INFORMATION GIVEN
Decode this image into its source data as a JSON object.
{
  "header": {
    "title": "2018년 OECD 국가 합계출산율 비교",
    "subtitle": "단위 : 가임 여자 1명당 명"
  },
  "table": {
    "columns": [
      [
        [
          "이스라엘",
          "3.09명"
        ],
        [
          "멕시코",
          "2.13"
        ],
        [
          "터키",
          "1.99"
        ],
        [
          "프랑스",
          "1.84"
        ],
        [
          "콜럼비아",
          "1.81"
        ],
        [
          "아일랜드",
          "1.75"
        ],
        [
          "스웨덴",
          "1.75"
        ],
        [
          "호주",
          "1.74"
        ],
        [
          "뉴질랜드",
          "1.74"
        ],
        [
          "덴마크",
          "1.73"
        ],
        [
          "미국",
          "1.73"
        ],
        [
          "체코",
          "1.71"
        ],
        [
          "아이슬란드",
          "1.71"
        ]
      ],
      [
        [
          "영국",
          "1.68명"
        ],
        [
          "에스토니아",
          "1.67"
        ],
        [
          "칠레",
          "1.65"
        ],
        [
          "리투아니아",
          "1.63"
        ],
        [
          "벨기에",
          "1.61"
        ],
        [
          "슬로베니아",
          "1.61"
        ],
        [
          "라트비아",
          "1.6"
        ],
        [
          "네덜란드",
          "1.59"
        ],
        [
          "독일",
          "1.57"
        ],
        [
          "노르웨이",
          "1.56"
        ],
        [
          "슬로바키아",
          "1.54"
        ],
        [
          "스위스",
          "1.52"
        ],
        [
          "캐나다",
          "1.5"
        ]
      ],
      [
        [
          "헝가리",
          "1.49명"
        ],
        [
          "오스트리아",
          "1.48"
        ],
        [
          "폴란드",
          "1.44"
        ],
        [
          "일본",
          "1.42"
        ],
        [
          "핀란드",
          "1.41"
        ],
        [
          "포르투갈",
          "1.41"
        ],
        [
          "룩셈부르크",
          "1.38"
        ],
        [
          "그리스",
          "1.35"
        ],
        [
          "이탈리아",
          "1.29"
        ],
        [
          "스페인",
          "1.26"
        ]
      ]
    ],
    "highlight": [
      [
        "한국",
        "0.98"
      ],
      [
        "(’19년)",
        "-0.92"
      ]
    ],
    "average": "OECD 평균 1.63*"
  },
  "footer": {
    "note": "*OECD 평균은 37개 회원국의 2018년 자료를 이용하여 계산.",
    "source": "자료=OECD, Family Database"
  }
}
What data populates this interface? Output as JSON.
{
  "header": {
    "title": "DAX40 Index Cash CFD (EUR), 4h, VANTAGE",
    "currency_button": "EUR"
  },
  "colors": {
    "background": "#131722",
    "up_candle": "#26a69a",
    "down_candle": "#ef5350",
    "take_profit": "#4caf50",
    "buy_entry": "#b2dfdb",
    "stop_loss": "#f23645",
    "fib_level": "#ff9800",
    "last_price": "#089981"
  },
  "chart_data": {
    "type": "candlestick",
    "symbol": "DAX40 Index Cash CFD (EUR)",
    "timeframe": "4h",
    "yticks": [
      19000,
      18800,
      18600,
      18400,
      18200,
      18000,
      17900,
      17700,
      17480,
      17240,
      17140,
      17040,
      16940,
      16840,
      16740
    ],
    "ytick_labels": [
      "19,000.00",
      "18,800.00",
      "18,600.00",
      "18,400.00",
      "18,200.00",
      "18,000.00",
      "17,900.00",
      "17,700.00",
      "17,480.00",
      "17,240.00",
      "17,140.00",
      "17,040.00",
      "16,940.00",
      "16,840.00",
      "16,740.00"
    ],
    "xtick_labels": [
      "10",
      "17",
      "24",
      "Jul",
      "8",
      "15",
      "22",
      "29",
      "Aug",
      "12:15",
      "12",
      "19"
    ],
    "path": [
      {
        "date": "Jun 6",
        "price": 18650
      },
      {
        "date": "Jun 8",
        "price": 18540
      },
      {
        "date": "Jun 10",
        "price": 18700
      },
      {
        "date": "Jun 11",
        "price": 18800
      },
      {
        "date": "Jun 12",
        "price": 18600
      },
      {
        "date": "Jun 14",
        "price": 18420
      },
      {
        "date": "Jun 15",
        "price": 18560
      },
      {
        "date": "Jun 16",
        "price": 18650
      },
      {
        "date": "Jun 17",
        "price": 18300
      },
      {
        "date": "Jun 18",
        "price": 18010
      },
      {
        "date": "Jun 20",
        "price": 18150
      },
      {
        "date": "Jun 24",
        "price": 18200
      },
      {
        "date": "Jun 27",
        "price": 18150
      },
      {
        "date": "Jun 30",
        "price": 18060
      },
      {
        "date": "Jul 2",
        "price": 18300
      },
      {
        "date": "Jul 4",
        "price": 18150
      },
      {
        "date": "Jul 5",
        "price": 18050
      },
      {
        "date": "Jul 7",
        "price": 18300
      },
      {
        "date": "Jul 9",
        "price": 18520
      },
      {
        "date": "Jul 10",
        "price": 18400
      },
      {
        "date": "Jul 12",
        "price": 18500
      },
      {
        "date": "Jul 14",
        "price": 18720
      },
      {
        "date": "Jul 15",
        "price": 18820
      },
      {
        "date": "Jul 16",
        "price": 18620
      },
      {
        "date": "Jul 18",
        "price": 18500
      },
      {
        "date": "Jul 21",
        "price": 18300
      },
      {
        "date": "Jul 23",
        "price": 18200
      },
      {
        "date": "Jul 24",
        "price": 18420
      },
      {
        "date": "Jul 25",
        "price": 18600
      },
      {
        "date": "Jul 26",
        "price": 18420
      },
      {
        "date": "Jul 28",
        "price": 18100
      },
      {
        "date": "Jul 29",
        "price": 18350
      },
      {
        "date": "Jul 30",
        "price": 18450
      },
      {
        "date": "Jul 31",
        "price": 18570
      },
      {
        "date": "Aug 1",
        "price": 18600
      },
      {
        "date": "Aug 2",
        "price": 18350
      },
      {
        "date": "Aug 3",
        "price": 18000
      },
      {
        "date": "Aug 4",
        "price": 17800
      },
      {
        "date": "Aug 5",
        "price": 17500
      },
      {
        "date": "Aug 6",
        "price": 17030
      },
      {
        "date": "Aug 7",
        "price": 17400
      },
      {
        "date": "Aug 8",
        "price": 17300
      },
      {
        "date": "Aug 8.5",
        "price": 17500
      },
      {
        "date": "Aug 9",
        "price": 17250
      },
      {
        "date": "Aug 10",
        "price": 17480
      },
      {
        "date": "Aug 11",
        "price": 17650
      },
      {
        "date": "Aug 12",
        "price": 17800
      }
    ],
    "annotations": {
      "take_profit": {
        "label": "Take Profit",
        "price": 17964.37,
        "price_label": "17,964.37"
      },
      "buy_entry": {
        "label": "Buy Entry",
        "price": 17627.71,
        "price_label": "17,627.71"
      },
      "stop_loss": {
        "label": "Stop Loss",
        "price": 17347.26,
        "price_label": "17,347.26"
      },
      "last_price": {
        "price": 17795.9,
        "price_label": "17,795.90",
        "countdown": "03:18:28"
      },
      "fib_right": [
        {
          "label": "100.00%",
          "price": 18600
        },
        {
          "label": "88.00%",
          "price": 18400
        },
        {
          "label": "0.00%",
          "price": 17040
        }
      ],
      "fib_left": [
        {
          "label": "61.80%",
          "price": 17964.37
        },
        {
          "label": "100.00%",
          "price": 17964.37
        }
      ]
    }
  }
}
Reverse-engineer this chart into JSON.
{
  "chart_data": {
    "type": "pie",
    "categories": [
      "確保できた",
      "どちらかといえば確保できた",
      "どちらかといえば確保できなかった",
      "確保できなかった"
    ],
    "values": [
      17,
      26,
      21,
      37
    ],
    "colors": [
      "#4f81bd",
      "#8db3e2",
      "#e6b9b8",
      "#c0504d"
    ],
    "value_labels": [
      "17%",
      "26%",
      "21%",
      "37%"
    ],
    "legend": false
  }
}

EXERCISE DETAILS
Print all of the data exactly as it was given.

FINISHED EXERCISE
Decode this image into its source data as a JSON object.
{
  "header": {
    "title": "2018년 OECD 국가 합계출산율 비교",
    "subtitle": "단위 : 가임 여자 1명당 명"
  },
  "table": {
    "columns": [
      [
        [
          "이스라엘",
          "3.09명"
        ],
        [
          "멕시코",
          "2.13"
        ],
        [
          "터키",
          "1.99"
        ],
        [
          "프랑스",
          "1.84"
        ],
        [
          "콜럼비아",
          "1.81"
        ],
        [
          "아일랜드",
          "1.75"
        ],
        [
          "스웨덴",
          "1.75"
        ],
        [
          "호주",
          "1.74"
        ],
        [
          "뉴질랜드",
          "1.74"
        ],
        [
          "덴마크",
          "1.73"
        ],
        [
          "미국",
          "1.73"
        ],
        [
          "체코",
          "1.71"
        ],
        [
          "아이슬란드",
          "1.71"
        ]
      ],
      [
        [
          "영국",
          "1.68명"
        ],
        [
          "에스토니아",
          "1.67"
        ],
        [
          "칠레",
          "1.65"
        ],
        [
          "리투아니아",
          "1.63"
        ],
        [
          "벨기에",
          "1.61"
        ],
        [
          "슬로베니아",
          "1.61"
        ],
        [
          "라트비아",
          "1.6"
        ],
        [
          "네덜란드",
          "1.59"
        ],
        [
          "독일",
          "1.57"
        ],
        [
          "노르웨이",
          "1.56"
        ],
        [
          "슬로바키아",
          "1.54"
        ],
        [
          "스위스",
          "1.52"
        ],
        [
          "캐나다",
          "1.5"
        ]
      ],
      [
        [
          "헝가리",
          "1.49명"
        ],
        [
          "오스트리아",
          "1.48"
        ],
        [
          "폴란드",
          "1.44"
        ],
        [
          "일본",
          "1.42"
        ],
        [
          "핀란드",
          "1.41"
        ],
        [
          "포르투갈",
          "1.41"
        ],
        [
          "룩셈부르크",
          "1.38"
        ],
        [
          "그리스",
          "1.35"
        ],
        [
          "이탈리아",
          "1.29"
        ],
        [
          "스페인",
          "1.26"
        ]
      ]
    ],
    "highlight": [
      [
        "한국",
        "0.98"
      ],
      [
        "(’19년)",
        "-0.92"
      ]
    ],
    "average": "OECD 평균 1.63*"
  },
  "footer": {
    "note": "*OECD 평균은 37개 회원국의 2018년 자료를 이용하여 계산.",
    "source": "자료=OECD, Family Database"
  }
}
What data populates this interface? Output as JSON.
{
  "header": {
    "title": "DAX40 Index Cash CFD (EUR), 4h, VANTAGE",
    "currency_button": "EUR"
  },
  "colors": {
    "background": "#131722",
    "up_candle": "#26a69a",
    "down_candle": "#ef5350",
    "take_profit": "#4caf50",
    "buy_entry": "#b2dfdb",
    "stop_loss": "#f23645",
    "fib_level": "#ff9800",
    "last_price": "#089981"
  },
  "chart_data": {
    "type": "candlestick",
    "symbol": "DAX40 Index Cash CFD (EUR)",
    "timeframe": "4h",
    "yticks": [
      19000,
      18800,
      18600,
      18400,
      18200,
      18000,
      17900,
      17700,
      17480,
      17240,
      17140,
      17040,
      16940,
      16840,
      16740
    ],
    "ytick_labels": [
      "19,000.00",
      "18,800.00",
      "18,600.00",
      "18,400.00",
      "18,200.00",
      "18,000.00",
      "17,900.00",
      "17,700.00",
      "17,480.00",
      "17,240.00",
      "17,140.00",
      "17,040.00",
      "16,940.00",
      "16,840.00",
      "16,740.00"
    ],
    "xtick_labels": [
      "10",
      "17",
      "24",
      "Jul",
      "8",
      "15",
      "22",
      "29",
      "Aug",
      "12:15",
      "12",
      "19"
    ],
    "path": [
      {
        "date": "Jun 6",
        "price": 18650
      },
      {
        "date": "Jun 8",
        "price": 18540
      },
      {
        "date": "Jun 10",
        "price": 18700
      },
      {
        "date": "Jun 11",
        "price": 18800
      },
      {
        "date": "Jun 12",
        "price": 18600
      },
      {
        "date": "Jun 14",
        "price": 18420
      },
      {
        "date": "Jun 15",
        "price": 18560
      },
      {
        "date": "Jun 16",
        "price": 18650
      },
      {
        "date": "Jun 17",
        "price": 18300
      },
      {
        "date": "Jun 18",
        "price": 18010
      },
      {
        "date": "Jun 20",
        "price": 18150
      },
      {
        "date": "Jun 24",
        "price": 18200
      },
      {
        "date": "Jun 27",
        "price": 18150
      },
      {
        "date": "Jun 30",
        "price": 18060
      },
      {
        "date": "Jul 2",
        "price": 18300
      },
      {
        "date": "Jul 4",
        "price": 18150
      },
      {
        "date": "Jul 5",
        "price": 18050
      },
      {
        "date": "Jul 7",
        "price": 18300
      },
      {
        "date": "Jul 9",
        "price": 18520
      },
      {
        "date": "Jul 10",
        "price": 18400
      },
      {
        "date": "Jul 12",
        "price": 18500
      },
      {
        "date": "Jul 14",
        "price": 18720
      },
      {
        "date": "Jul 15",
        "price": 18820
      },
      {
        "date": "Jul 16",
        "price": 18620
      },
      {
        "date": "Jul 18",
        "price": 18500
      },
      {
        "date": "Jul 21",
        "price": 18300
      },
      {
        "date": "Jul 23",
        "price": 18200
      },
      {
        "date": "Jul 24",
        "price": 18420
      },
      {
        "date": "Jul 25",
        "price": 18600
      },
      {
        "date": "Jul 26",
        "price": 18420
      },
      {
        "date": "Jul 28",
        "price": 18100
      },
      {
        "date": "Jul 29",
        "price": 18350
      },
      {
        "date": "Jul 30",
        "price": 18450
      },
      {
        "date": "Jul 31",
        "price": 18570
      },
      {
        "date": "Aug 1",
        "price": 18600
      },
      {
        "date": "Aug 2",
        "price": 18350
      },
      {
        "date": "Aug 3",
        "price": 18000
      },
      {
        "date": "Aug 4",
        "price": 17800
      },
      {
        "date": "Aug 5",
        "price": 17500
      },
      {
        "date": "Aug 6",
        "price": 17030
      },
      {
        "date": "Aug 7",
        "price": 17400
      },
      {
        "date": "Aug 8",
        "price": 17300
      },
      {
        "date": "Aug 8.5",
        "price": 17500
      },
      {
        "date": "Aug 9",
        "price": 17250
      },
      {
        "date": "Aug 10",
        "price": 17480
      },
      {
        "date": "Aug 11",
        "price": 17650
      },
      {
        "date": "Aug 12",
        "price": 17800
      }
    ],
    "annotations": {
      "take_profit": {
        "label": "Take Profit",
        "price": 17964.37,
        "price_label": "17,964.37"
      },
      "buy_entry": {
        "label": "Buy Entry",
        "price": 17627.71,
        "price_label": "17,627.71"
      },
      "stop_loss": {
        "label": "Stop Loss",
        "price": 17347.26,
        "price_label": "17,347.26"
      },
      "last_price": {
        "price": 17795.9,
        "price_label": "17,795.90",
        "countdown": "03:18:28"
      },
      "fib_right": [
        {
          "label": "100.00%",
          "price": 18600
        },
        {
          "label": "88.00%",
          "price": 18400
        },
        {
          "label": "0.00%",
          "price": 17040
        }
      ],
      "fib_left": [
        {
          "label": "61.80%",
          "price": 17964.37
        },
        {
          "label": "100.00%",
          "price": 17964.37
        }
      ]
    }
  }
}
Reverse-engineer this chart into JSON.
{
  "chart_data": {
    "type": "pie",
    "categories": [
      "確保できた",
      "どちらかといえば確保できた",
      "どちらかといえば確保できなかった",
      "確保できなかった"
    ],
    "values": [
      17,
      26,
      21,
      37
    ],
    "colors": [
      "#4f81bd",
      "#8db3e2",
      "#e6b9b8",
      "#c0504d"
    ],
    "value_labels": [
      "17%",
      "26%",
      "21%",
      "37%"
    ],
    "legend": false
  }
}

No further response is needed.